▸ **Problem requirements**: Copy out the complete listing, word for word.
===== Exercise input =====
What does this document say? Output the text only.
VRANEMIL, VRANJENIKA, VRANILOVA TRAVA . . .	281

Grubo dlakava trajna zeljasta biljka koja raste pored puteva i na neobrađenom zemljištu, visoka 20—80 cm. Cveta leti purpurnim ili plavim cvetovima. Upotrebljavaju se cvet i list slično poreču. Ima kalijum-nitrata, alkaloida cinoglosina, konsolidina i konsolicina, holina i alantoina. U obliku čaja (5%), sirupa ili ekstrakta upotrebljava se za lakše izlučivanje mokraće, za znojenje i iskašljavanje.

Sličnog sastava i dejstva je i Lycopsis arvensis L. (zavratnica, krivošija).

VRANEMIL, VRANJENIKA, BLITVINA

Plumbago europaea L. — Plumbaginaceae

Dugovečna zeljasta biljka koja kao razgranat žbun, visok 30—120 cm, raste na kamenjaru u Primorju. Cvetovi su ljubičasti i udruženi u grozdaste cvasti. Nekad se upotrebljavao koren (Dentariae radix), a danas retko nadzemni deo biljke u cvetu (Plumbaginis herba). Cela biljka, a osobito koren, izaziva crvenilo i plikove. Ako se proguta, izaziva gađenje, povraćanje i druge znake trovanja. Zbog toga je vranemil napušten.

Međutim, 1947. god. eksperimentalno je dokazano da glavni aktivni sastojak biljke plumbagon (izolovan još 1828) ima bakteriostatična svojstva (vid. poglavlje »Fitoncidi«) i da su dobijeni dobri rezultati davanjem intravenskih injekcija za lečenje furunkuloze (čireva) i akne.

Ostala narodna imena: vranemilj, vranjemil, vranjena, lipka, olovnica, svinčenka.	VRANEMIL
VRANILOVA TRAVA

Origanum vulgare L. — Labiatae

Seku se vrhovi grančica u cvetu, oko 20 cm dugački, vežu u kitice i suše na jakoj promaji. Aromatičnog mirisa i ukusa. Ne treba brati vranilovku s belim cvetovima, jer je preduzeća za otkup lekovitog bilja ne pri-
=====
▸ **Final result**:
What does this document say? Output the text only.
VRANEMIL, VRANJENIKA, VRANILOVA TRAVA . . .	281

Grubo dlakava trajna zeljasta biljka koja raste pored puteva i na neobrađenom zemljištu, visoka 20—80 cm. Cveta leti purpurnim ili plavim cvetovima. Upotrebljavaju se cvet i list slično poreču. Ima kalijum-nitrata, alkaloida cinoglosina, konsolidina i konsolicina, holina i alantoina. U obliku čaja (5%), sirupa ili ekstrakta upotrebljava se za lakše izlučivanje mokraće, za znojenje i iskašljavanje.

Sličnog sastava i dejstva je i Lycopsis arvensis L. (zavratnica, krivošija).

VRANEMIL, VRANJENIKA, BLITVINA

Plumbago europaea L. — Plumbaginaceae

Dugovečna zeljasta biljka koja kao razgranat žbun, visok 30—120 cm, raste na kamenjaru u Primorju. Cvetovi su ljubičasti i udruženi u grozdaste cvasti. Nekad se upotrebljavao koren (Dentariae radix), a danas retko nadzemni deo biljke u cvetu (Plumbaginis herba). Cela biljka, a osobito koren, izaziva crvenilo i plikove. Ako se proguta, izaziva gađenje, povraćanje i druge znake trovanja. Zbog toga je vranemil napušten.

Međutim, 1947. god. eksperimentalno je dokazano da glavni aktivni sastojak biljke plumbagon (izolovan još 1828) ima bakteriostatična svojstva (vid. poglavlje »Fitoncidi«) i da su dobijeni dobri rezultati davanjem intravenskih injekcija za lečenje furunkuloze (čireva) i akne.

Ostala narodna imena: vranemilj, vranjemil, vranjena, lipka, olovnica, svinčenka.	VRANEMIL
VRANILOVA TRAVA

Origanum vulgare L. — Labiatae

Seku se vrhovi grančica u cvetu, oko 20 cm dugački, vežu u kitice i suše na jakoj promaji. Aromatičnog mirisa i ukusa. Ne treba brati vranilovku s belim cvetovima, jer je preduzeća za otkup lekovitog bilja ne pri-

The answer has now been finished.